Scan the data below and pick out the lines containing the word "ylabel".

──────── Excerpted data

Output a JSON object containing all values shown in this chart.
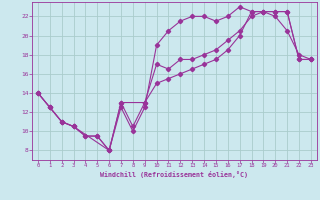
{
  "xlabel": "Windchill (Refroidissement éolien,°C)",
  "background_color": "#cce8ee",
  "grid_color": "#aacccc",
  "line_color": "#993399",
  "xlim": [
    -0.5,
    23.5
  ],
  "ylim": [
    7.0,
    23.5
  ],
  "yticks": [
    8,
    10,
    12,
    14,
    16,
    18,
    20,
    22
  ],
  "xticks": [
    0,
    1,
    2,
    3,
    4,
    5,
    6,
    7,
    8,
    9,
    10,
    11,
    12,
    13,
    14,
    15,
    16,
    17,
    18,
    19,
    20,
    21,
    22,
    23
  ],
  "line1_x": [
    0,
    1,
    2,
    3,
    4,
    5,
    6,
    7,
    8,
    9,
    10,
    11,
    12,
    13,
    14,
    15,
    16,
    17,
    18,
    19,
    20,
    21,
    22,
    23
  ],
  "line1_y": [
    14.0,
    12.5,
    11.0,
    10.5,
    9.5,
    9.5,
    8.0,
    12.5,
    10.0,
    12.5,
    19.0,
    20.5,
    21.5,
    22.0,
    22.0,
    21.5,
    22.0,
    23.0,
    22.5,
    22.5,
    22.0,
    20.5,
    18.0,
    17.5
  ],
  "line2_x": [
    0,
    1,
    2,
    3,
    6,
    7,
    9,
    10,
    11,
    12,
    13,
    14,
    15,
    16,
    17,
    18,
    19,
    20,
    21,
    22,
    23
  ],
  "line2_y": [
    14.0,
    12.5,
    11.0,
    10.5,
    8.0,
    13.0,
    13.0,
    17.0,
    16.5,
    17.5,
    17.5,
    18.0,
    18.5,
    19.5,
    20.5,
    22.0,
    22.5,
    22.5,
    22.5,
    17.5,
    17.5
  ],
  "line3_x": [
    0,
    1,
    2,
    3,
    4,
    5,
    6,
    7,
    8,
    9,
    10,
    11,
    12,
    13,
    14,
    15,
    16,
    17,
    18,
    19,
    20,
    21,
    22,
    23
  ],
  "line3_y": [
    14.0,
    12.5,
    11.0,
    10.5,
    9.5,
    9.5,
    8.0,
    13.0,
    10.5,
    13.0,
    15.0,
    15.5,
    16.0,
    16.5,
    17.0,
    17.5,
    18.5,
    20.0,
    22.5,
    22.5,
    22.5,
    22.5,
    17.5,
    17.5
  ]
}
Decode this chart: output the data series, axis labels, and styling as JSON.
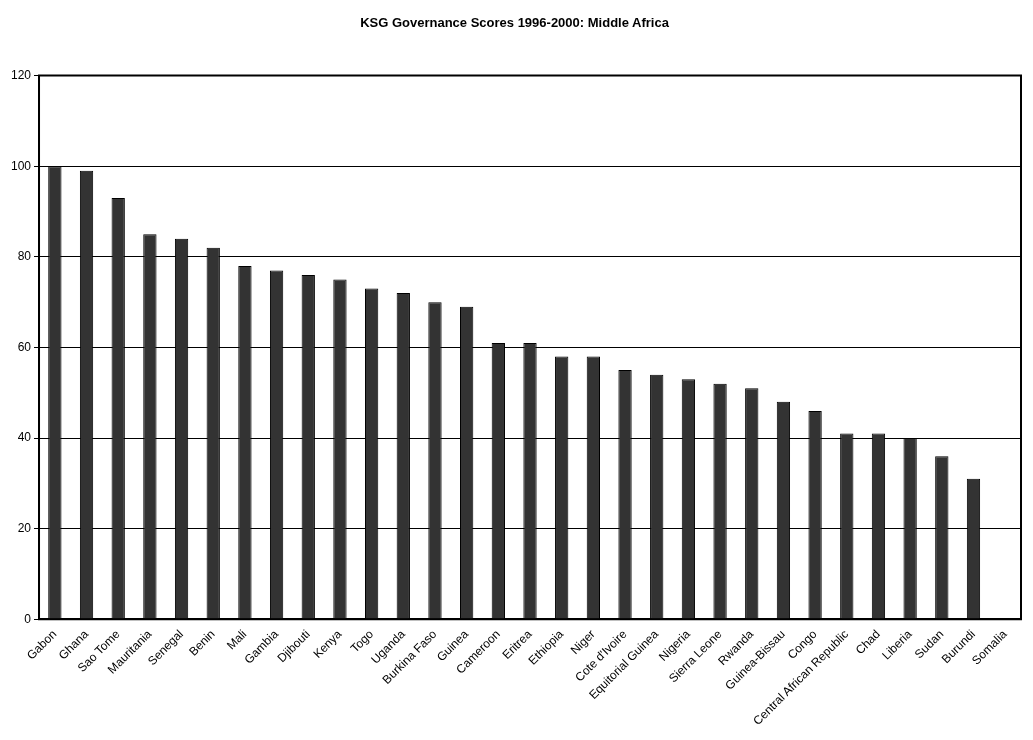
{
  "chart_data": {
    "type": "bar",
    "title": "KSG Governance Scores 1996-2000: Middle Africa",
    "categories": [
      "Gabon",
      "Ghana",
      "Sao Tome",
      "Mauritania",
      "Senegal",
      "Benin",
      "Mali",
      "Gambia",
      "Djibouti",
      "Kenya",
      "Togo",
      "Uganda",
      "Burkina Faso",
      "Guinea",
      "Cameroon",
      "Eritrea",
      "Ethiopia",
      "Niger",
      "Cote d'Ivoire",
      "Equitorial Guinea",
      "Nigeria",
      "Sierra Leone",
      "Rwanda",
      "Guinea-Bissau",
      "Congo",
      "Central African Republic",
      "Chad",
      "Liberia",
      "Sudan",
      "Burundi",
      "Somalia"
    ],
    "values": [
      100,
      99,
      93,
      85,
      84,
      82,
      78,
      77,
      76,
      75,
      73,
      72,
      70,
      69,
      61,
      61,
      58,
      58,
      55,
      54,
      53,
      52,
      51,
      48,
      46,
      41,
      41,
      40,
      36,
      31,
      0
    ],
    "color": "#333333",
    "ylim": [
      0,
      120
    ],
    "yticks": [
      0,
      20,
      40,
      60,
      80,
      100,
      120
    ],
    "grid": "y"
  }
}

────────────────
──────── Excerpted data

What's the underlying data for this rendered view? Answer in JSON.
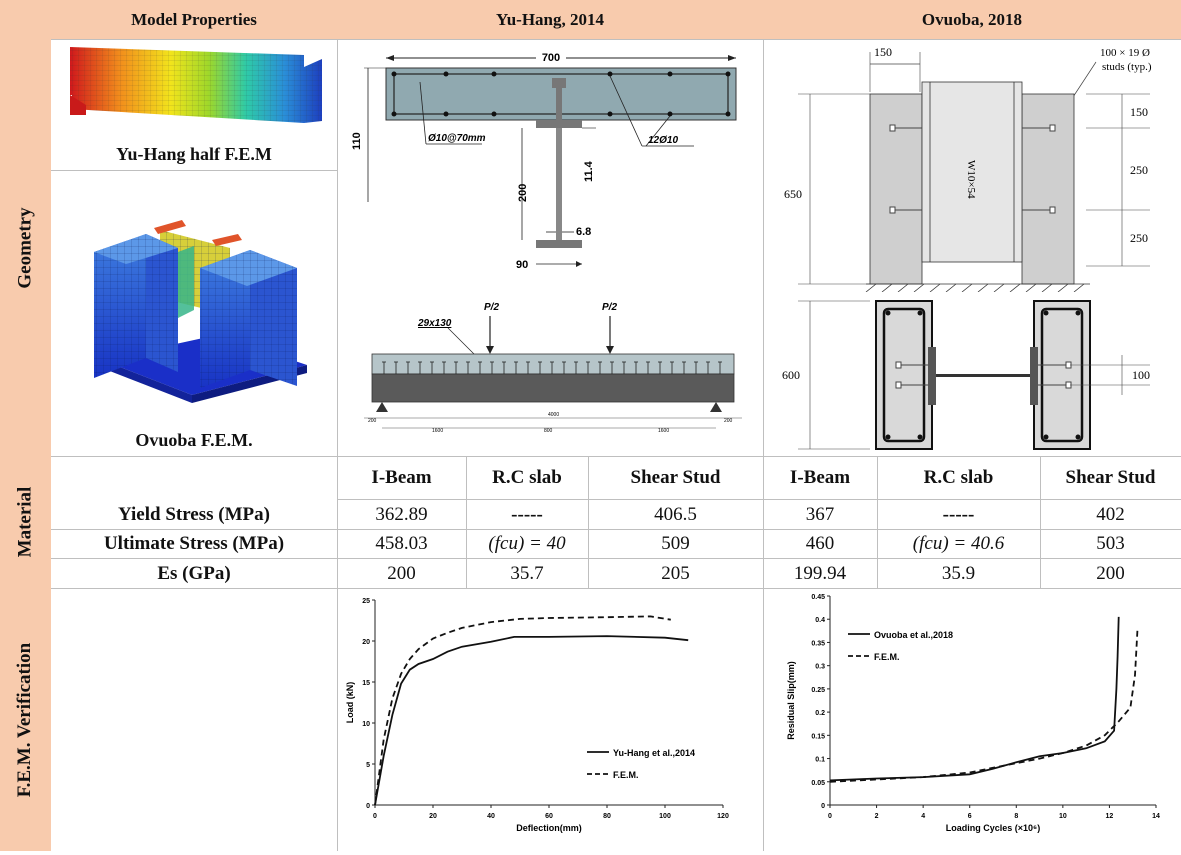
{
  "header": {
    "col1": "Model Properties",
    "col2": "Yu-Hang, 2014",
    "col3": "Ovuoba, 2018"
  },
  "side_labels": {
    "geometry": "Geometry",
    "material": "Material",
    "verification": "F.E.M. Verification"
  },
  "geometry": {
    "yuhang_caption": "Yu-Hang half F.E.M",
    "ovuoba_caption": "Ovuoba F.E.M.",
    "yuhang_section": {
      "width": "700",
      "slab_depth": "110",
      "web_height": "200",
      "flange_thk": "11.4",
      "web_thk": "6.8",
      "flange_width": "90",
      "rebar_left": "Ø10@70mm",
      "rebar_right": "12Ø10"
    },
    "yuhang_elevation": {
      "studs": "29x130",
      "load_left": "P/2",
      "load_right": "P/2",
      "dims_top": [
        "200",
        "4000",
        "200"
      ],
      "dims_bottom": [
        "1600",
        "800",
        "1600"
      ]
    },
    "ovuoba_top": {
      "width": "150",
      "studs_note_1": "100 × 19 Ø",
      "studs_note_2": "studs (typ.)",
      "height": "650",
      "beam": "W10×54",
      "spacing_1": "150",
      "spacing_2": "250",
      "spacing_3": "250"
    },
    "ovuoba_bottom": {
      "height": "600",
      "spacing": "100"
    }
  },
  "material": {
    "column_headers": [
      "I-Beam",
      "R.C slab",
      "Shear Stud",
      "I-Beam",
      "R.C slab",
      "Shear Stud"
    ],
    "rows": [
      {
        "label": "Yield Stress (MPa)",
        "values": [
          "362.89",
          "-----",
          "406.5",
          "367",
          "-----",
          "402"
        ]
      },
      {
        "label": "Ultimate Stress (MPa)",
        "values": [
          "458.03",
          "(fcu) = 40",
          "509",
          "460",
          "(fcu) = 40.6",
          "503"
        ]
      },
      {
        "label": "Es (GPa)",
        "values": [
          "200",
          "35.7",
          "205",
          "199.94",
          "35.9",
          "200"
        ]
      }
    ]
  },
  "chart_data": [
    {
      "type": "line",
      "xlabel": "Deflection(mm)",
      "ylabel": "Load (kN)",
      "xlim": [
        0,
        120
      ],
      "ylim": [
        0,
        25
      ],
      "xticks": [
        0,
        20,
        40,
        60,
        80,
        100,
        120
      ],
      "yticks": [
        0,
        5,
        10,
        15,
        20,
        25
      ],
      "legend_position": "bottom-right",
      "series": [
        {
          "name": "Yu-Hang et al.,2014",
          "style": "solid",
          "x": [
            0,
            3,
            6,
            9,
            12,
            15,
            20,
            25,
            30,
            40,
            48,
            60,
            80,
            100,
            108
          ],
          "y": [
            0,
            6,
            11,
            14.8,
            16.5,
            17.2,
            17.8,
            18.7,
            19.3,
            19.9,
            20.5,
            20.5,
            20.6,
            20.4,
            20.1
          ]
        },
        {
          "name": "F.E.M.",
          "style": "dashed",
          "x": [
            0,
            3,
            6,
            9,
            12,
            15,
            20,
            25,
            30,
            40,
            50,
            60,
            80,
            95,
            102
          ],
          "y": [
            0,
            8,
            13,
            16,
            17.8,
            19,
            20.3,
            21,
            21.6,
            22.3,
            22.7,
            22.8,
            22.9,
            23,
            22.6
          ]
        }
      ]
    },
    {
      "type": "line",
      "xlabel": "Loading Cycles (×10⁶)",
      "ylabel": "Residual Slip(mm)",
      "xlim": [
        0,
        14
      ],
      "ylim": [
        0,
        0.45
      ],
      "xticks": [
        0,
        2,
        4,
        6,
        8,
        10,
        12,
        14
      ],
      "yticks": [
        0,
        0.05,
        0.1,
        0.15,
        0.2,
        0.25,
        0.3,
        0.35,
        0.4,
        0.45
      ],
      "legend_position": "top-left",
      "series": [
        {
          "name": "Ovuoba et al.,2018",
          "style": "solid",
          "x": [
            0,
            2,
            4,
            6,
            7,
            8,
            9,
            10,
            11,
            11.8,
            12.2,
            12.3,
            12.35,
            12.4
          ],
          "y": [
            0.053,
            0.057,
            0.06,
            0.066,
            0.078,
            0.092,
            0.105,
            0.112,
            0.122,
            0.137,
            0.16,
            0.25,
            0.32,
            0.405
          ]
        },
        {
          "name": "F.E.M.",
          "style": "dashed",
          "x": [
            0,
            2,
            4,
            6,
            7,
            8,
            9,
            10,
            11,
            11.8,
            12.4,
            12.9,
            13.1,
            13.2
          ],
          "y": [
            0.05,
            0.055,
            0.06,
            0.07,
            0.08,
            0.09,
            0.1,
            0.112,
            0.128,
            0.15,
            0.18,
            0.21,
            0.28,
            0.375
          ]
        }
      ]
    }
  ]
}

────────────────

* Written solution:
      "ylabel": "Load (kN)",
      "ylabel": "Residual Slip(mm)",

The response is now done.